■ Description of the task ■
Quote every line as written. Omit pictures.

■ Data ■

## begin

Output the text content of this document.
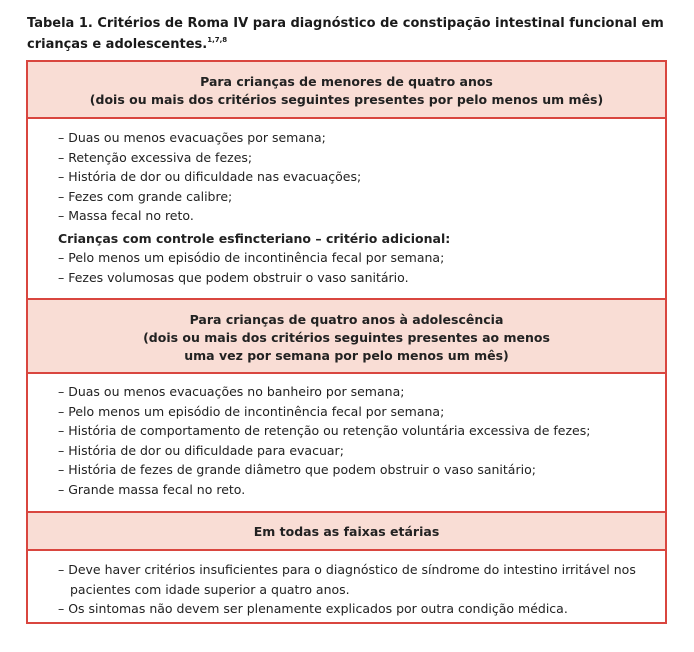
Tabela 1. Critérios de Roma IV para diagnóstico de constipação intestinal funcional em crianças e adolescentes.$^{1,7,8}$
Para crianças de menores de quatro anos
(dois ou mais dos critérios seguintes presentes por pelo menos um mês)
– Duas ou menos evacuações por semana;
– Retenção excessiva de fezes;
– História de dor ou dificuldade nas evacuações;
– Fezes com grande calibre;
– Massa fecal no reto.
Crianças com controle esfincteriano – critério adicional:
– Pelo menos um episódio de incontinência fecal por semana;
– Fezes volumosas que podem obstruir o vaso sanitário.
Para crianças de quatro anos à adolescência
(dois ou mais dos critérios seguintes presentes ao menos
uma vez por semana por pelo menos um mês)
– Duas ou menos evacuações no banheiro por semana;
– Pelo menos um episódio de incontinência fecal por semana;
– História de comportamento de retenção ou retenção voluntária excessiva de fezes;
– História de dor ou dificuldade para evacuar;
– História de fezes de grande diâmetro que podem obstruir o vaso sanitário;
– Grande massa fecal no reto.
Em todas as faixas etárias
– Deve haver critérios insuficientes para o diagnóstico de síndrome do intestino irritável nos pacientes com idade superior a quatro anos.
– Os sintomas não devem ser plenamente explicados por outra condição médica.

## end

■ The reply ■
Output the text content of this document.
Tabela 1. Critérios de Roma IV para diagnóstico de constipação intestinal funcional em crianças e adolescentes.$^{1,7,8}$
Para crianças de menores de quatro anos
(dois ou mais dos critérios seguintes presentes por pelo menos um mês)
– Duas ou menos evacuações por semana;
– Retenção excessiva de fezes;
– História de dor ou dificuldade nas evacuações;
– Fezes com grande calibre;
– Massa fecal no reto.
Crianças com controle esfincteriano – critério adicional:
– Pelo menos um episódio de incontinência fecal por semana;
– Fezes volumosas que podem obstruir o vaso sanitário.
Para crianças de quatro anos à adolescência
(dois ou mais dos critérios seguintes presentes ao menos
uma vez por semana por pelo menos um mês)
– Duas ou menos evacuações no banheiro por semana;
– Pelo menos um episódio de incontinência fecal por semana;
– História de comportamento de retenção ou retenção voluntária excessiva de fezes;
– História de dor ou dificuldade para evacuar;
– História de fezes de grande diâmetro que podem obstruir o vaso sanitário;
– Grande massa fecal no reto.
Em todas as faixas etárias
– Deve haver critérios insuficientes para o diagnóstico de síndrome do intestino irritável nos pacientes com idade superior a quatro anos.
– Os sintomas não devem ser plenamente explicados por outra condição médica.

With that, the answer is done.